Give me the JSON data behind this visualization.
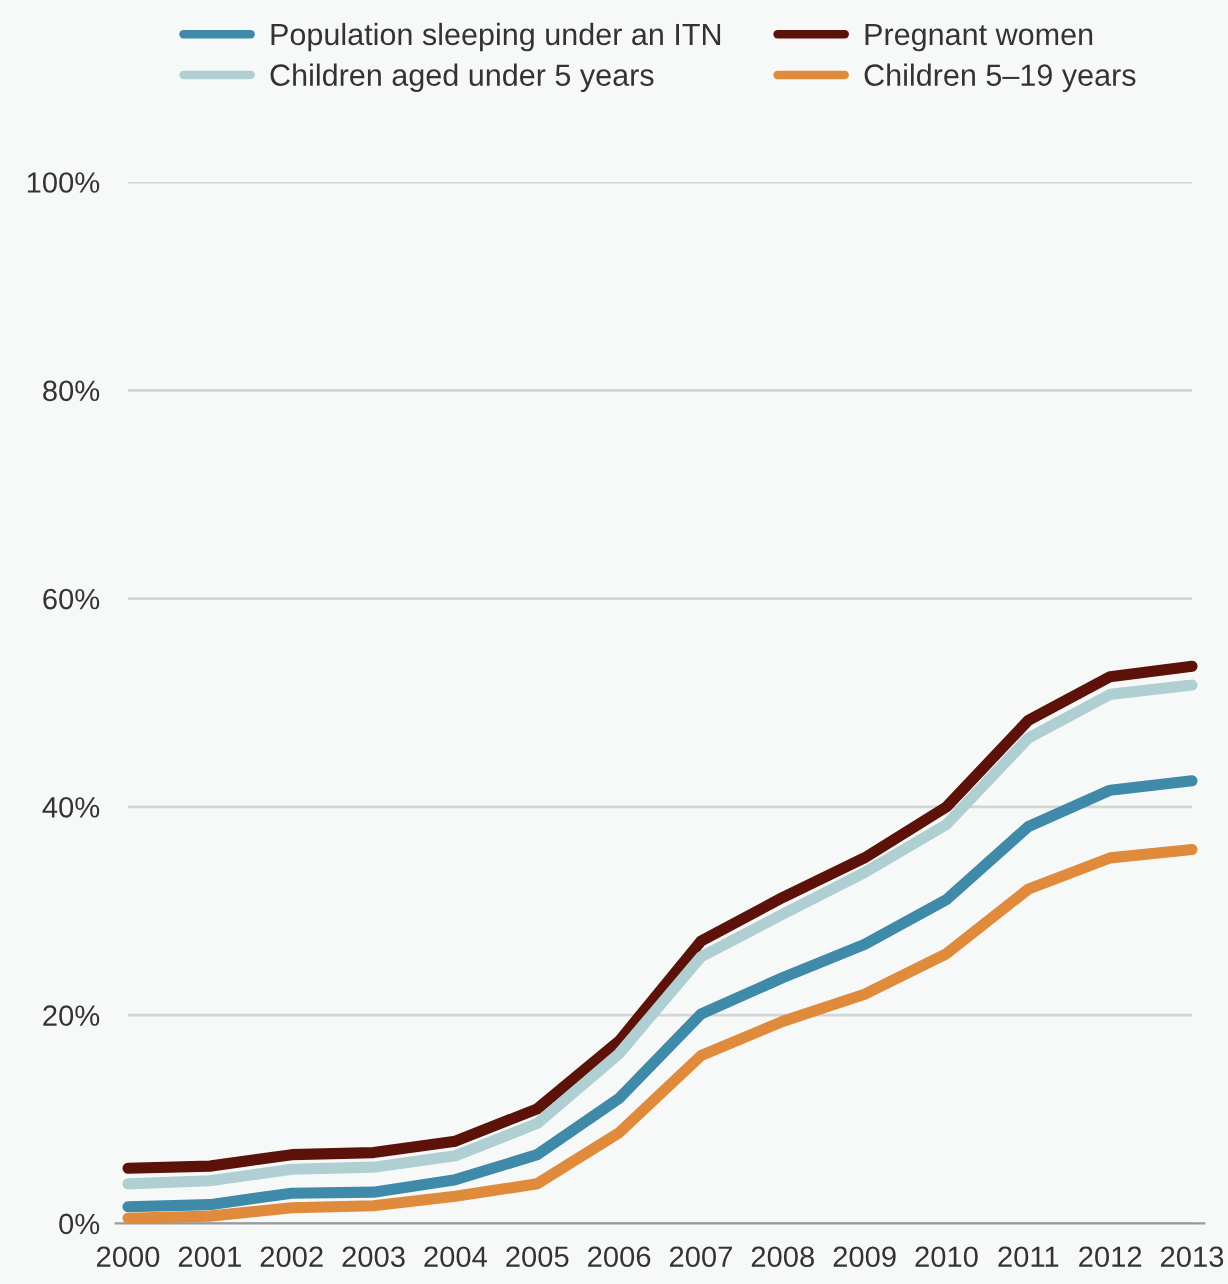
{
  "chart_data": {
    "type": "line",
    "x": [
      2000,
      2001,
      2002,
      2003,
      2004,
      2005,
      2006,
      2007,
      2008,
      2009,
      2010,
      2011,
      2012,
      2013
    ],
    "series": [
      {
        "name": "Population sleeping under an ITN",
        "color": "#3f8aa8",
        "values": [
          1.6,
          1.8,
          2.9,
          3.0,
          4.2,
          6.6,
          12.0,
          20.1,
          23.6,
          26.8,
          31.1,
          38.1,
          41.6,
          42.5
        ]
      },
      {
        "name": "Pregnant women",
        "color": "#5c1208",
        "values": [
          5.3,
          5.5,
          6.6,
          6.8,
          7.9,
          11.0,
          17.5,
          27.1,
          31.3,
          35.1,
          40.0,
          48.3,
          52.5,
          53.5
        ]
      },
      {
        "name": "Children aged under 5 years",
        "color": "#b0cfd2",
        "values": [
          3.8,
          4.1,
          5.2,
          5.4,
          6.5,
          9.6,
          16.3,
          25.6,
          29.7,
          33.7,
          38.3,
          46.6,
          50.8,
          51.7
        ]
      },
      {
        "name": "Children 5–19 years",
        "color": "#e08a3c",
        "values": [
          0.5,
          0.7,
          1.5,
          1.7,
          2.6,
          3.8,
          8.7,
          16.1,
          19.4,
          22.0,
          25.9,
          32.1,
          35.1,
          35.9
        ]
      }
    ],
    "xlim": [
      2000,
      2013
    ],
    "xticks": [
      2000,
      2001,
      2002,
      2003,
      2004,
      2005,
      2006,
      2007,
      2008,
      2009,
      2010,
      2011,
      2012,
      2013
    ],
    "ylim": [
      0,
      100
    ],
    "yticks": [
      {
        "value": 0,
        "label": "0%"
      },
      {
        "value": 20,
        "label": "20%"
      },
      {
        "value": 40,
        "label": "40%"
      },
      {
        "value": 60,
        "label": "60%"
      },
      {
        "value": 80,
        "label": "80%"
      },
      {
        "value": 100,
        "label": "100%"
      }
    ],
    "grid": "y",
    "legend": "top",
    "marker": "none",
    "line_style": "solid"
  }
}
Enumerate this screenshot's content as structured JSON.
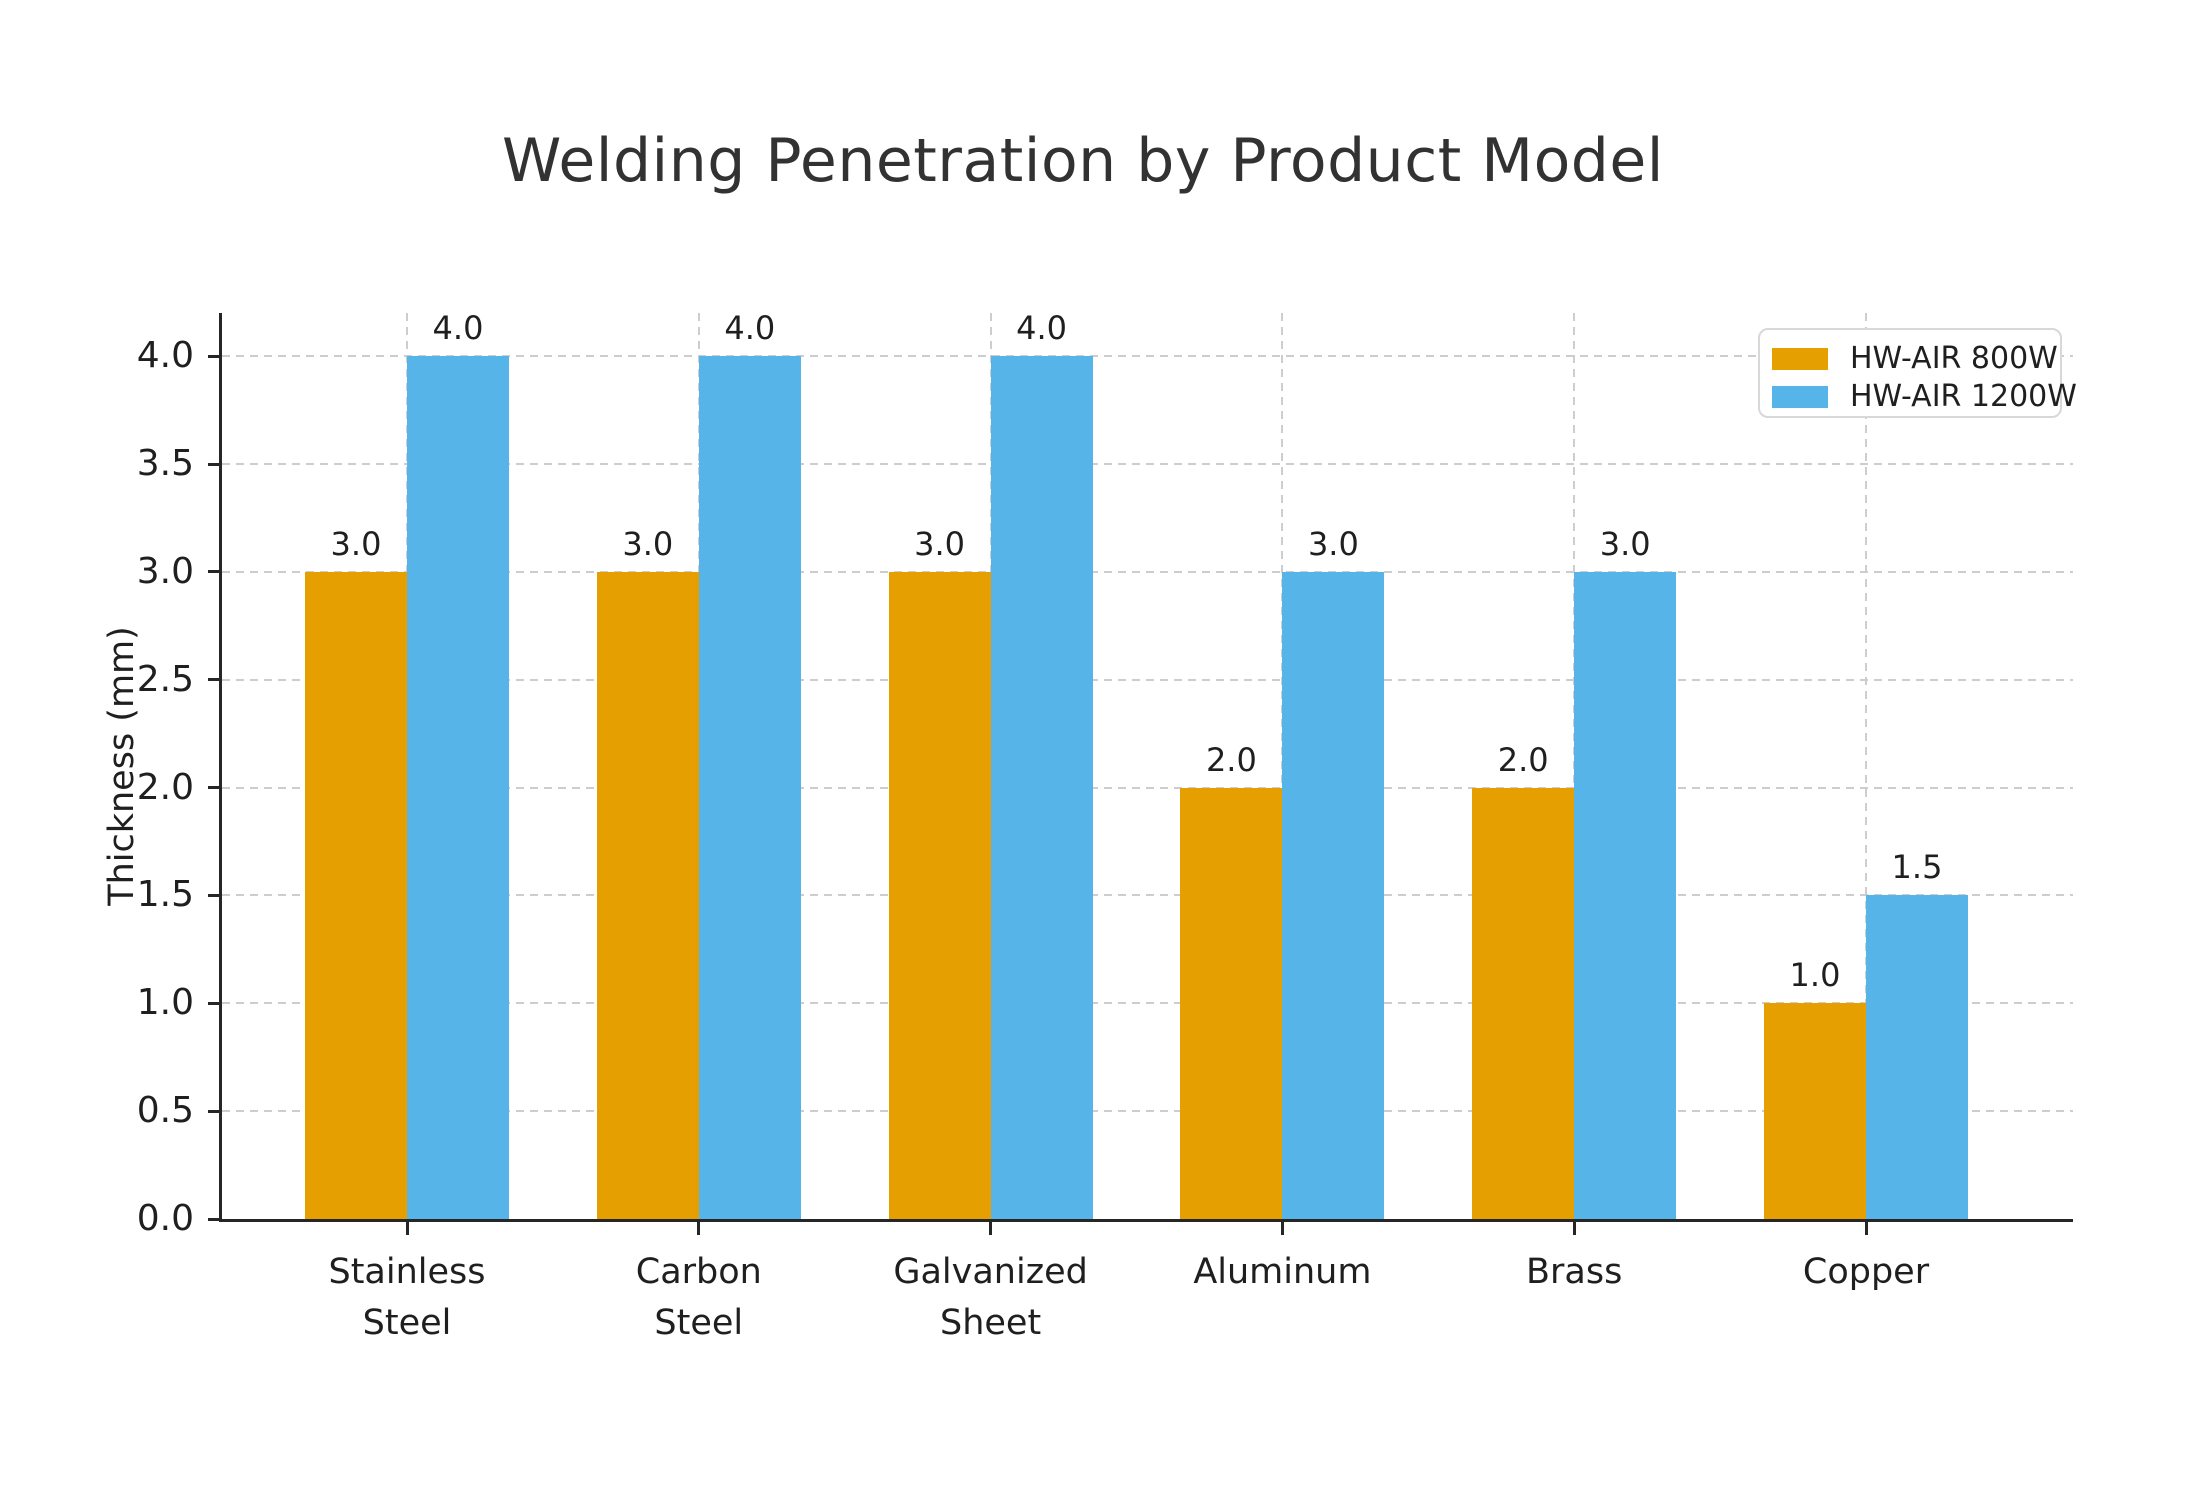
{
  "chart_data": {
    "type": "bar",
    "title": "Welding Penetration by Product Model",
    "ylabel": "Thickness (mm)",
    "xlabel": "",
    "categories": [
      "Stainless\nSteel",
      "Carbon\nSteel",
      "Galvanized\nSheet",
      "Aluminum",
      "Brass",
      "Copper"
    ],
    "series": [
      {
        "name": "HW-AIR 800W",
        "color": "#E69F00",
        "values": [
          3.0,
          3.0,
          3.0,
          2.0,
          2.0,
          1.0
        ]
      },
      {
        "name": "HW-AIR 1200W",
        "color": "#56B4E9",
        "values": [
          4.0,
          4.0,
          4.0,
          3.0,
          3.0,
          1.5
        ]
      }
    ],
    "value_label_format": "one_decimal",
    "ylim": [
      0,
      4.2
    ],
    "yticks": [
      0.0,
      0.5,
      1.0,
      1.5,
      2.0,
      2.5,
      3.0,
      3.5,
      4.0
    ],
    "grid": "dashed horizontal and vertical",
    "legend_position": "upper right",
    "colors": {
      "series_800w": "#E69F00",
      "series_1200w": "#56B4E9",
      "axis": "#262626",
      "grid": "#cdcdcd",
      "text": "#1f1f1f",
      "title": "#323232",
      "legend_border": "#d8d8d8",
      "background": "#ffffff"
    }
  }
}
-- -- --
→ INSTRUCTION:
From the line containing "Enumerate this screenshot's" through the end of the entries, quote each line exactly and nothing else, excluding all pictures.

→ TASK RESPONSE:
Enumerate this screenshot's content as structured JSON.
{
  "chart_data": {
    "type": "bar",
    "title": "Welding Penetration by Product Model",
    "ylabel": "Thickness (mm)",
    "xlabel": "",
    "categories": [
      "Stainless\nSteel",
      "Carbon\nSteel",
      "Galvanized\nSheet",
      "Aluminum",
      "Brass",
      "Copper"
    ],
    "series": [
      {
        "name": "HW-AIR 800W",
        "color": "#E69F00",
        "values": [
          3.0,
          3.0,
          3.0,
          2.0,
          2.0,
          1.0
        ]
      },
      {
        "name": "HW-AIR 1200W",
        "color": "#56B4E9",
        "values": [
          4.0,
          4.0,
          4.0,
          3.0,
          3.0,
          1.5
        ]
      }
    ],
    "value_label_format": "one_decimal",
    "ylim": [
      0,
      4.2
    ],
    "yticks": [
      0.0,
      0.5,
      1.0,
      1.5,
      2.0,
      2.5,
      3.0,
      3.5,
      4.0
    ],
    "grid": "dashed horizontal and vertical",
    "legend_position": "upper right",
    "colors": {
      "series_800w": "#E69F00",
      "series_1200w": "#56B4E9",
      "axis": "#262626",
      "grid": "#cdcdcd",
      "text": "#1f1f1f",
      "title": "#323232",
      "legend_border": "#d8d8d8",
      "background": "#ffffff"
    }
  }
}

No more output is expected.